▶ Stated problem: Identify the lines that contain the string "fixed" and copy all of them.

(Stored data entries)
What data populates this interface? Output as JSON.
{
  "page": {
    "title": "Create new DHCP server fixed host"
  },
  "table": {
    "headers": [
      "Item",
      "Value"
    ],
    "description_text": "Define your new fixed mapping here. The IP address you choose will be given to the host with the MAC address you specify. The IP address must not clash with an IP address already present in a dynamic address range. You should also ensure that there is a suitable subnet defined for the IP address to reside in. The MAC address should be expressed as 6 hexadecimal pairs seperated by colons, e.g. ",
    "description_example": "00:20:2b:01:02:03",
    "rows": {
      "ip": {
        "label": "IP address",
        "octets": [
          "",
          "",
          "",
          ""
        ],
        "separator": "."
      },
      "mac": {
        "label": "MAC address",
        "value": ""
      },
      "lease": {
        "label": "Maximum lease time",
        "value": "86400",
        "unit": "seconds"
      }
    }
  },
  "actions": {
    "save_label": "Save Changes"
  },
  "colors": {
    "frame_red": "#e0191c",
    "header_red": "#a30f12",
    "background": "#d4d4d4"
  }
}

▶ Finished task:
    "title": "Create new DHCP server fixed host"
    "description_text": "Define your new fixed mapping here. The IP address you choose will be given to the host with the MAC address you specify. The IP address must not clash with an IP address already present in a dynamic address range. You should also ensure that there is a suitable subnet defined for the IP address to reside in. The MAC address should be expressed as 6 hexadecimal pairs seperated by colons, e.g. ",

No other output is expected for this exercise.